[THE TASK]: Pull out every line below containing the word "Istnieje".

[LISTED ENTRIES]:
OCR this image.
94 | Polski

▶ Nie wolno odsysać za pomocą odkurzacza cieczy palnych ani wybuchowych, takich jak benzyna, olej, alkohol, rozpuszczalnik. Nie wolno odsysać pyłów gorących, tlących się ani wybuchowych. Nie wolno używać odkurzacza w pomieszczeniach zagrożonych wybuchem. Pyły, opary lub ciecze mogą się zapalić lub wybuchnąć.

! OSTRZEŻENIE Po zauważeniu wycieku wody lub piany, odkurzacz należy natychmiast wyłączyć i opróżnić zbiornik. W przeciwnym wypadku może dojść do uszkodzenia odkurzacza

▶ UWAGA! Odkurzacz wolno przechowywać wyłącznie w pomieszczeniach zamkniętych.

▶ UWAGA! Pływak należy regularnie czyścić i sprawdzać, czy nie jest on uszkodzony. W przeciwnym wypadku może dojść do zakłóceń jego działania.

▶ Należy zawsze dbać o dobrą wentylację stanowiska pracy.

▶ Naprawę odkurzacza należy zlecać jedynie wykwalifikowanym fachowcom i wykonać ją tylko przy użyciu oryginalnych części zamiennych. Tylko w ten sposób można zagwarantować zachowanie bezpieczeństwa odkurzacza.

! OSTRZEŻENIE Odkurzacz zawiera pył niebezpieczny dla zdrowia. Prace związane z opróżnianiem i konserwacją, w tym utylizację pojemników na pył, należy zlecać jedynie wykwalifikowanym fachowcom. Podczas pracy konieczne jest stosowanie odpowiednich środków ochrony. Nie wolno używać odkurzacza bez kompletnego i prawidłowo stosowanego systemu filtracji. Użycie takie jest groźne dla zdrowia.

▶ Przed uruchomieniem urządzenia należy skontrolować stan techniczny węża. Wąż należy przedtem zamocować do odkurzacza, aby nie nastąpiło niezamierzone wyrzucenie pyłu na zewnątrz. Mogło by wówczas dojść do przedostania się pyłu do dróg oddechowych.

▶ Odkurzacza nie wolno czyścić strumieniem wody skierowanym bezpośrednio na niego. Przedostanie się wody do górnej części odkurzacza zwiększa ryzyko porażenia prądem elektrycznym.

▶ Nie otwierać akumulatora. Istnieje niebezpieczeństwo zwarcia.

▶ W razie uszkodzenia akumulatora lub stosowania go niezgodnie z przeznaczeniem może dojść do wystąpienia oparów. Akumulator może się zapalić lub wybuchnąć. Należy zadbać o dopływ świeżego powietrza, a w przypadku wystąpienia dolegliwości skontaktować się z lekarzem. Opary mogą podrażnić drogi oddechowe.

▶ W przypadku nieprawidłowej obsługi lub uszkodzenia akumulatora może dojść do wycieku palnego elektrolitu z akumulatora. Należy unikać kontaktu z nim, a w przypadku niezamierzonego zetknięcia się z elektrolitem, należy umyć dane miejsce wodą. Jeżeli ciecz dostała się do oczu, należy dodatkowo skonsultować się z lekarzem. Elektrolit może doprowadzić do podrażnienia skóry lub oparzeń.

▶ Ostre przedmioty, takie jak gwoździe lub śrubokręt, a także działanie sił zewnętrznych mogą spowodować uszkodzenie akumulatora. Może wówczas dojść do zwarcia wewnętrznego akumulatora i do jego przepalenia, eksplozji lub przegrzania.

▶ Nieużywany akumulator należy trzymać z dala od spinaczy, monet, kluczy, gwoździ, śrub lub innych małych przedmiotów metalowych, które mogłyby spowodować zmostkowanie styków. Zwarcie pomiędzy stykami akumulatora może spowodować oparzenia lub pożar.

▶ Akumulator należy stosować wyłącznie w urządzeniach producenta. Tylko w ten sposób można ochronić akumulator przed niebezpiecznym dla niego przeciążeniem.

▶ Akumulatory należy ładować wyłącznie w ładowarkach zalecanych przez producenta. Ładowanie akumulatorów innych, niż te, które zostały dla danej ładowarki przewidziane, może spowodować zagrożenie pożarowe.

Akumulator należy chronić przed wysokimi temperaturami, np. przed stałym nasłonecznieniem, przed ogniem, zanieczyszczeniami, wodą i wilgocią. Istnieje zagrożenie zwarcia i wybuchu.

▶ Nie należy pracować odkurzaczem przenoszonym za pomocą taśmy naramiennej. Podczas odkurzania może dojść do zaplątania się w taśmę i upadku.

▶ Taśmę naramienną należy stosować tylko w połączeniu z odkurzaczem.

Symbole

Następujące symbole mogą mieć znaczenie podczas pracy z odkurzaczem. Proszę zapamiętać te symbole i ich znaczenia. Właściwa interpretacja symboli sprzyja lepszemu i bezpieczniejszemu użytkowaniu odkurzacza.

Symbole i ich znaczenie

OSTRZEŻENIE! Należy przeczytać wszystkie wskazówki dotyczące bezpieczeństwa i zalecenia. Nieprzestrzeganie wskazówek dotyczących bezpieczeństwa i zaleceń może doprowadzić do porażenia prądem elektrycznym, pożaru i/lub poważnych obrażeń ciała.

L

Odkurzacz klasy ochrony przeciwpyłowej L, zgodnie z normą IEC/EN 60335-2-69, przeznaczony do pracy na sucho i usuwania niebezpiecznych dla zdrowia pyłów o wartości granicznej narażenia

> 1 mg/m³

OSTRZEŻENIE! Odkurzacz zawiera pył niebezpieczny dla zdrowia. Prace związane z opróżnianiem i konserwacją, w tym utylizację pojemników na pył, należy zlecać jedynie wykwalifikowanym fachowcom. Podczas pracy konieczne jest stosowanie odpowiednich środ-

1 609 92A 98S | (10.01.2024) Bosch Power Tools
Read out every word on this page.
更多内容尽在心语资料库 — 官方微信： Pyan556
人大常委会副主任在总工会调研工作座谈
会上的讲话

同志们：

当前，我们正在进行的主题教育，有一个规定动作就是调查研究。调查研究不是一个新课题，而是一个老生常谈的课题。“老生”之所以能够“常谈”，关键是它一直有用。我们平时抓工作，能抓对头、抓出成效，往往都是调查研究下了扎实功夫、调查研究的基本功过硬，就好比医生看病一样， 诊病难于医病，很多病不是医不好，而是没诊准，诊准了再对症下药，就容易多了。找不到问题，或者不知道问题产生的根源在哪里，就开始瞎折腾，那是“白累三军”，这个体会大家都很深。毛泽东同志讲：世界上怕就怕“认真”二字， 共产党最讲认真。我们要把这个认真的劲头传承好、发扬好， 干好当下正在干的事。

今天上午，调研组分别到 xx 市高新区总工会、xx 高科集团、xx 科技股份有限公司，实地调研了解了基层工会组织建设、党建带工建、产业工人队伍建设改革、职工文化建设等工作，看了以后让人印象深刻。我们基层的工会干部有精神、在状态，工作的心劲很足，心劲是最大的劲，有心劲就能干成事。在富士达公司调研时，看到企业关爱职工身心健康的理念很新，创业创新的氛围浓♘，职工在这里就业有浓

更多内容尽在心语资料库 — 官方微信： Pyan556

[TASK OUTPUT]:
▶ Nie otwierać akumulatora. Istnieje niebezpieczeństwo zwarcia.
Akumulator należy chronić przed wysokimi temperaturami, np. przed stałym nasłonecznieniem, przed ogniem, zanieczyszczeniami, wodą i wilgocią. Istnieje zagrożenie zwarcia i wybuchu.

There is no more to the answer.